:: WHAT THE EXERCISE ASKS ::
State only the number of lines that include "here".

:: PROVIDED DATA ::

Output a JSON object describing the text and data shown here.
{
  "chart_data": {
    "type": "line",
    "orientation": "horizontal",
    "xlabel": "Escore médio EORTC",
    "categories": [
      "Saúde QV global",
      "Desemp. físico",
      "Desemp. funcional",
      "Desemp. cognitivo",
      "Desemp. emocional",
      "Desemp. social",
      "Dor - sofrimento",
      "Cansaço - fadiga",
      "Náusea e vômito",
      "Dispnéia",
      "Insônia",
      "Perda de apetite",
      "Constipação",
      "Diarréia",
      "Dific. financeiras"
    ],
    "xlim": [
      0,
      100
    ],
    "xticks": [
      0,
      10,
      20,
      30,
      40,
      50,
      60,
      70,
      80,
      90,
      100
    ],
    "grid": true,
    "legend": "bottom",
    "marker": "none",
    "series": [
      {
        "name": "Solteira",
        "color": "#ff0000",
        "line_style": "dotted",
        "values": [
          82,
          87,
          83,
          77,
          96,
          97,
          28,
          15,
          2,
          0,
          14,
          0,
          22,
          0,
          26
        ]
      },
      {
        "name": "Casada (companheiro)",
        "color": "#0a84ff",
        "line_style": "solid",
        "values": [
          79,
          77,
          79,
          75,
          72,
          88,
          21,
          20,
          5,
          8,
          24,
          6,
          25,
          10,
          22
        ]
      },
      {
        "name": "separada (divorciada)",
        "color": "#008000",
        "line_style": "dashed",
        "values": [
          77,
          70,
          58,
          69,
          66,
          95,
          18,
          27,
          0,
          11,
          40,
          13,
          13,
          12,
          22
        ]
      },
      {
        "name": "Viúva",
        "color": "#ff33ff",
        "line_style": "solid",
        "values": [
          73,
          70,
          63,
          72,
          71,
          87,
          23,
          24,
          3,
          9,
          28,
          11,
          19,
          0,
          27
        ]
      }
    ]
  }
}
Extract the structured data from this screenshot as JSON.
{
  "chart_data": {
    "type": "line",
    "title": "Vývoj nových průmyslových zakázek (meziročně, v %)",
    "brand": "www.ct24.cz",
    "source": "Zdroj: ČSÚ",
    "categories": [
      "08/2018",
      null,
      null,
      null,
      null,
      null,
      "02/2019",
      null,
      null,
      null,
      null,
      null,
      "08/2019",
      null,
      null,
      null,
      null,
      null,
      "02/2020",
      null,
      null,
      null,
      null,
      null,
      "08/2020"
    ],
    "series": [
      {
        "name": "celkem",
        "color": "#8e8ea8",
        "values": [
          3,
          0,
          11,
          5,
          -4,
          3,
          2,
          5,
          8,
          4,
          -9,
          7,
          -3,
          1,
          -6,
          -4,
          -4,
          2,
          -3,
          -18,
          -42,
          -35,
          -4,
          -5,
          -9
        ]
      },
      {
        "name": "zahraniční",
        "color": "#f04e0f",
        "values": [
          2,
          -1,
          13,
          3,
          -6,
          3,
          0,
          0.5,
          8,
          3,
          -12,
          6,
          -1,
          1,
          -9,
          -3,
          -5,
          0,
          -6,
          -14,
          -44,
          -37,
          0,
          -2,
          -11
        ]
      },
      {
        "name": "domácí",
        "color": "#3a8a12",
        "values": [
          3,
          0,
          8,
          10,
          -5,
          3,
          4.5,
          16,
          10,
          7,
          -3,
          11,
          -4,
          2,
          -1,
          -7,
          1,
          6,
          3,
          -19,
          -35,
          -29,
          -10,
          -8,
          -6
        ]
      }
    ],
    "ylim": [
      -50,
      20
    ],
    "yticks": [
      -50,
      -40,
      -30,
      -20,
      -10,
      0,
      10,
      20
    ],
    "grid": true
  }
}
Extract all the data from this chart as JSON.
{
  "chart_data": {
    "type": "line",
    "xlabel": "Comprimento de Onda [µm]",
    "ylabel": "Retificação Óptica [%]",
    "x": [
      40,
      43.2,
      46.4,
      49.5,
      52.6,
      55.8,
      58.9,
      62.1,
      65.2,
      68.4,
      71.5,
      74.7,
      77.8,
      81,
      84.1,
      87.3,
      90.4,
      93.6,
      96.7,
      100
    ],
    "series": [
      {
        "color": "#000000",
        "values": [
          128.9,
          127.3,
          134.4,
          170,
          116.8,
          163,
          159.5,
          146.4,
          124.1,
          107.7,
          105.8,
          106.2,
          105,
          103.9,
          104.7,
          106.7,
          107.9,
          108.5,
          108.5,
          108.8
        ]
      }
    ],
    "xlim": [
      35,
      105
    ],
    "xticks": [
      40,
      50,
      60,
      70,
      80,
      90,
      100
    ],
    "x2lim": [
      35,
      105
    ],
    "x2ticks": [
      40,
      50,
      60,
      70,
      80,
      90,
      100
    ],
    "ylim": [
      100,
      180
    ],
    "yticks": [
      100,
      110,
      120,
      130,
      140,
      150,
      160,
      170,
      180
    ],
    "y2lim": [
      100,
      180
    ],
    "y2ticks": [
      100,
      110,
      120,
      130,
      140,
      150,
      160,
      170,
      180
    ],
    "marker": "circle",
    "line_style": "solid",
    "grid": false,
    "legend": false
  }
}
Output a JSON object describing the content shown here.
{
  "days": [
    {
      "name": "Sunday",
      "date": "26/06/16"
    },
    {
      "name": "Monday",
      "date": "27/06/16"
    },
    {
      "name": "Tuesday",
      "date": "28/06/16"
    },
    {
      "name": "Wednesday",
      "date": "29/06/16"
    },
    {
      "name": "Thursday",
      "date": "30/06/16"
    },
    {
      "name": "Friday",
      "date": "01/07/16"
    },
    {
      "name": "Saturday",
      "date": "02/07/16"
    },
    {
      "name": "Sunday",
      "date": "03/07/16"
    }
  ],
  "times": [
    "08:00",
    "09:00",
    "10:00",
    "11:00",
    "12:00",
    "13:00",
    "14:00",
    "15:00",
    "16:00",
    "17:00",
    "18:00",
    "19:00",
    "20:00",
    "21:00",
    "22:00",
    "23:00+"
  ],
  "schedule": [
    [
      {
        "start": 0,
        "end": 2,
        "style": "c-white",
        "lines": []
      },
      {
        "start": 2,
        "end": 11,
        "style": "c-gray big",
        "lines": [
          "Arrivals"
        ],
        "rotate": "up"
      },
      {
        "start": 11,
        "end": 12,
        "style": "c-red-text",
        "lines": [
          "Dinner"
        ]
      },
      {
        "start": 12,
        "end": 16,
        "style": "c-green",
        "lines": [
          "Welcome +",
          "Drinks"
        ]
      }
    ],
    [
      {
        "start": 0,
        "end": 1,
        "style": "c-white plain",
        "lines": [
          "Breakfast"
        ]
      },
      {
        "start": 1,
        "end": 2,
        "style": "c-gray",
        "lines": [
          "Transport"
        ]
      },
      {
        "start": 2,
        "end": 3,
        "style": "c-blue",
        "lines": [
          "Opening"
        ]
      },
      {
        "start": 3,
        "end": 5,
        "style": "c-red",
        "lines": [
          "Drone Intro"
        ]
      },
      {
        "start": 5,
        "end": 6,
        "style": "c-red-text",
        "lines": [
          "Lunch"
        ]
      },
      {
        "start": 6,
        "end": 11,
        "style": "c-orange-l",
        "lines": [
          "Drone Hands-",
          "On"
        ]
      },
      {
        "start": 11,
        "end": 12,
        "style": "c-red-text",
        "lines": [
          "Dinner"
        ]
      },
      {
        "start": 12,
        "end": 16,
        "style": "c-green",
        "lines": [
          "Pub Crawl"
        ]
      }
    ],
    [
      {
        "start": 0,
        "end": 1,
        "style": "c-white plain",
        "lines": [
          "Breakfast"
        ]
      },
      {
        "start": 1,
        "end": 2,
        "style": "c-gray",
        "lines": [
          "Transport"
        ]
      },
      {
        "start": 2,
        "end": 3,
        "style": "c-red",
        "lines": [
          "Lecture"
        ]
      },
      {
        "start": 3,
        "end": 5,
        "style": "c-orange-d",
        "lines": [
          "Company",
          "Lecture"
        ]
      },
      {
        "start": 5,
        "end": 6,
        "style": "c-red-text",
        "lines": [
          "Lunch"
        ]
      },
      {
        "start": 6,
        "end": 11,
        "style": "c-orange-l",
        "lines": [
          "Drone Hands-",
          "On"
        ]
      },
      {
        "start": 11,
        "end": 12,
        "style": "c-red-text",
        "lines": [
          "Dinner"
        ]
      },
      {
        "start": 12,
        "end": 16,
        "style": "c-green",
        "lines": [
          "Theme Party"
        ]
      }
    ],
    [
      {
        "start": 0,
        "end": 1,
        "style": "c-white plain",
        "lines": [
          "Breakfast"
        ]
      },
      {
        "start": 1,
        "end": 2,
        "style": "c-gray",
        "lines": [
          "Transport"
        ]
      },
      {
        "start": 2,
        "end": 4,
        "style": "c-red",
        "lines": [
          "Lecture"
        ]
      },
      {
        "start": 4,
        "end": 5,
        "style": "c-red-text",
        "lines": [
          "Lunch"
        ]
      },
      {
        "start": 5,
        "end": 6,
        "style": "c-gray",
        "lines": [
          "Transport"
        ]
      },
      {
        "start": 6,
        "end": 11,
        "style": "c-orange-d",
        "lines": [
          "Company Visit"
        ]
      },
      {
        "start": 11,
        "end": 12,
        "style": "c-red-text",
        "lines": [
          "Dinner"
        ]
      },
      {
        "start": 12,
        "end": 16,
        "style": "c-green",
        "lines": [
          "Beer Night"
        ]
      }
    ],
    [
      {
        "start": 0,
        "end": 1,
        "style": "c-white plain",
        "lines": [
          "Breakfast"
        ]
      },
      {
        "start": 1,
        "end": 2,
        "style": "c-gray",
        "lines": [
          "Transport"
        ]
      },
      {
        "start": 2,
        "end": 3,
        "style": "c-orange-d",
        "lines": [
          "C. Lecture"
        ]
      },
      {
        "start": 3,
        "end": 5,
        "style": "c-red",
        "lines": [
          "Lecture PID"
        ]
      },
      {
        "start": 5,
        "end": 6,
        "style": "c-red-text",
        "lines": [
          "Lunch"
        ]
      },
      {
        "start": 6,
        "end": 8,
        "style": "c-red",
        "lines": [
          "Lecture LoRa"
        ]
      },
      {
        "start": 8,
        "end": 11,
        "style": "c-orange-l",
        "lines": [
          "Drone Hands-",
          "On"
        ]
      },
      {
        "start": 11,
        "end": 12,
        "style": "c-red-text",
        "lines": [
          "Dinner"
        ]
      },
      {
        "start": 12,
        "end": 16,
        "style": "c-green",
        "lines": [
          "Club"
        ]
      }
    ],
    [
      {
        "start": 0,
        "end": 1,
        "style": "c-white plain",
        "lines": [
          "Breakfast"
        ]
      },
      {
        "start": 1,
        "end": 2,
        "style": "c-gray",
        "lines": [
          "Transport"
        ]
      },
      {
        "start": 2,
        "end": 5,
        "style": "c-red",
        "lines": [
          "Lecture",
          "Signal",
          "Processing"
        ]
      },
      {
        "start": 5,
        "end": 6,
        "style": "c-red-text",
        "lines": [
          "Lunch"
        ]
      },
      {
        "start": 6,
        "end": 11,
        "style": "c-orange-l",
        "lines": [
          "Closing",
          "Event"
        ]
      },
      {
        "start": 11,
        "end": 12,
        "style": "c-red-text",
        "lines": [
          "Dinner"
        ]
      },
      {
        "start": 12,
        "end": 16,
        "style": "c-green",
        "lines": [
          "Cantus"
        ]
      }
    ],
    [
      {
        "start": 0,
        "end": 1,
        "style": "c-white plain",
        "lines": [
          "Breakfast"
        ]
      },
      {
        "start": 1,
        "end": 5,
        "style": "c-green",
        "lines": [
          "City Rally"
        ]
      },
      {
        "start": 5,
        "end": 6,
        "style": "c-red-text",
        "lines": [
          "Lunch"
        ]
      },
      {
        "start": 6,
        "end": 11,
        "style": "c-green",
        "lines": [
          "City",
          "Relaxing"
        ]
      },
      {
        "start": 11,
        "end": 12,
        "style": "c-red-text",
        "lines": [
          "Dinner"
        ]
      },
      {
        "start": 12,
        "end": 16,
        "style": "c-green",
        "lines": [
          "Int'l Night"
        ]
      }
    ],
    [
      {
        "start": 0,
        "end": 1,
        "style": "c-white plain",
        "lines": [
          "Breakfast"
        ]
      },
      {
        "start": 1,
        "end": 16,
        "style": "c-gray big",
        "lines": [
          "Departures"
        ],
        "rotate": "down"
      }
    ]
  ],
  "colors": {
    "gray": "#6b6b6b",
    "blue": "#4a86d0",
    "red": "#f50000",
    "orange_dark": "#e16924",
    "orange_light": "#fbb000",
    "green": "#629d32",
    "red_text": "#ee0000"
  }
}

:: EXERCISE ANSWER ::
2